#### What the exercise asks:
Reproduce each record below exactly as written.

#### Records for this task:
********************

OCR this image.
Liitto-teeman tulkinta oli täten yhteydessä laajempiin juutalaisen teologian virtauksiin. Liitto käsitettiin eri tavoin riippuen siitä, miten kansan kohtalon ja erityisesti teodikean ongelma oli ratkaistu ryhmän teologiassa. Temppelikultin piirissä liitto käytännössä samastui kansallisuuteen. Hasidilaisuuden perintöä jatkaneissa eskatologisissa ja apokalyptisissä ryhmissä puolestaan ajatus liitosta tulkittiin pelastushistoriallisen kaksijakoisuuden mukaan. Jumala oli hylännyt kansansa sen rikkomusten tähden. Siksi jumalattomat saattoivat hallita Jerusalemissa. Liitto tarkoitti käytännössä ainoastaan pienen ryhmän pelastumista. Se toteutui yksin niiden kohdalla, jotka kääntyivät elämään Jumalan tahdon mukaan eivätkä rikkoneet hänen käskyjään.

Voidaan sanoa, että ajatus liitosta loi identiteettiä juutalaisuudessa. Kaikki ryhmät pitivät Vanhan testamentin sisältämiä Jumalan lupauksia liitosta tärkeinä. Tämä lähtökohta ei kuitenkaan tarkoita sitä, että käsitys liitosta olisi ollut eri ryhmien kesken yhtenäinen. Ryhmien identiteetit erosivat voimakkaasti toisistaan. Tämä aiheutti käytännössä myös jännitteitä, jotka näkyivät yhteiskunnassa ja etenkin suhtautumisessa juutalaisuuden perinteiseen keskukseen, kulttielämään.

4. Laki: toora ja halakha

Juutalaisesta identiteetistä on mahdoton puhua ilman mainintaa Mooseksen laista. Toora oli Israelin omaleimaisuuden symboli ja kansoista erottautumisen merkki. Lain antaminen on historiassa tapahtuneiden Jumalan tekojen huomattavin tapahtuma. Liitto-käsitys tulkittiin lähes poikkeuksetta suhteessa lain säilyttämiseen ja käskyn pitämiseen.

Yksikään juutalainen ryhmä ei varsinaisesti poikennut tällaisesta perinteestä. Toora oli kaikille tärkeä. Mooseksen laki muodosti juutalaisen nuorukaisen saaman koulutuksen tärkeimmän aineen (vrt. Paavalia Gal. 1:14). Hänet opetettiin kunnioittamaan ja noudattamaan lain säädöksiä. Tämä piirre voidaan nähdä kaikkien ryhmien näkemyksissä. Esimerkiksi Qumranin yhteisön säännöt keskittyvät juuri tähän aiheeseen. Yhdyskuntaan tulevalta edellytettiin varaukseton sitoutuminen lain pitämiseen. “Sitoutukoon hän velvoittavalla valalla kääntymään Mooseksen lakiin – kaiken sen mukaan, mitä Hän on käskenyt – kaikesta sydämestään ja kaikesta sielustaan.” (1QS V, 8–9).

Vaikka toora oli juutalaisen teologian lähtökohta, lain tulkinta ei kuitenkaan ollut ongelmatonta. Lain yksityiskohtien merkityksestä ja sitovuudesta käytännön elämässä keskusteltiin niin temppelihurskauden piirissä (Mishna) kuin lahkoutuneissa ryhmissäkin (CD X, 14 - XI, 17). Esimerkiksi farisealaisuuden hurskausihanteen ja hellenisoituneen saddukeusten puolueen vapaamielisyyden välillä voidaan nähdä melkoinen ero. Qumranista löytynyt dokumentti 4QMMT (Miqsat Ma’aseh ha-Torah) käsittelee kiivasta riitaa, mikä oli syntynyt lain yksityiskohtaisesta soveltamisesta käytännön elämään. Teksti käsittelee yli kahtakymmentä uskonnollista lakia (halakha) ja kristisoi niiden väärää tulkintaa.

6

********************

#### Solution for this task:
OCR this image.
Liitto-teeman tulkinta oli täten yhteydessä laajempiin juutalaisen teologian virtauksiin. Liitto käsitettiin eri tavoin riippuen siitä, miten kansan kohtalon ja erityisesti teodikean ongelma oli ratkaistu ryhmän teologiassa. Temppelikultin piirissä liitto käytännössä samastui kansallisuuteen. Hasidilaisuuden perintöä jatkaneissa eskatologisissa ja apokalyptisissä ryhmissä puolestaan ajatus liitosta tulkittiin pelastushistoriallisen kaksijakoisuuden mukaan. Jumala oli hylännyt kansansa sen rikkomusten tähden. Siksi jumalattomat saattoivat hallita Jerusalemissa. Liitto tarkoitti käytännössä ainoastaan pienen ryhmän pelastumista. Se toteutui yksin niiden kohdalla, jotka kääntyivät elämään Jumalan tahdon mukaan eivätkä rikkoneet hänen käskyjään.

Voidaan sanoa, että ajatus liitosta loi identiteettiä juutalaisuudessa. Kaikki ryhmät pitivät Vanhan testamentin sisältämiä Jumalan lupauksia liitosta tärkeinä. Tämä lähtökohta ei kuitenkaan tarkoita sitä, että käsitys liitosta olisi ollut eri ryhmien kesken yhtenäinen. Ryhmien identiteetit erosivat voimakkaasti toisistaan. Tämä aiheutti käytännössä myös jännitteitä, jotka näkyivät yhteiskunnassa ja etenkin suhtautumisessa juutalaisuuden perinteiseen keskukseen, kulttielämään.

4. Laki: toora ja halakha

Juutalaisesta identiteetistä on mahdoton puhua ilman mainintaa Mooseksen laista. Toora oli Israelin omaleimaisuuden symboli ja kansoista erottautumisen merkki. Lain antaminen on historiassa tapahtuneiden Jumalan tekojen huomattavin tapahtuma. Liitto-käsitys tulkittiin lähes poikkeuksetta suhteessa lain säilyttämiseen ja käskyn pitämiseen.

Yksikään juutalainen ryhmä ei varsinaisesti poikennut tällaisesta perinteestä. Toora oli kaikille tärkeä. Mooseksen laki muodosti juutalaisen nuorukaisen saaman koulutuksen tärkeimmän aineen (vrt. Paavalia Gal. 1:14). Hänet opetettiin kunnioittamaan ja noudattamaan lain säädöksiä. Tämä piirre voidaan nähdä kaikkien ryhmien näkemyksissä. Esimerkiksi Qumranin yhteisön säännöt keskittyvät juuri tähän aiheeseen. Yhdyskuntaan tulevalta edellytettiin varaukseton sitoutuminen lain pitämiseen. “Sitoutukoon hän velvoittavalla valalla kääntymään Mooseksen lakiin – kaiken sen mukaan, mitä Hän on käskenyt – kaikesta sydämestään ja kaikesta sielustaan.” (1QS V, 8–9).

Vaikka toora oli juutalaisen teologian lähtökohta, lain tulkinta ei kuitenkaan ollut ongelmatonta. Lain yksityiskohtien merkityksestä ja sitovuudesta käytännön elämässä keskusteltiin niin temppelihurskauden piirissä (Mishna) kuin lahkoutuneissa ryhmissäkin (CD X, 14 - XI, 17). Esimerkiksi farisealaisuuden hurskausihanteen ja hellenisoituneen saddukeusten puolueen vapaamielisyyden välillä voidaan nähdä melkoinen ero. Qumranista löytynyt dokumentti 4QMMT (Miqsat Ma’aseh ha-Torah) käsittelee kiivasta riitaa, mikä oli syntynyt lain yksityiskohtaisesta soveltamisesta käytännön elämään. Teksti käsittelee yli kahtakymmentä uskonnollista lakia (halakha) ja kristisoi niiden väärää tulkintaa.

6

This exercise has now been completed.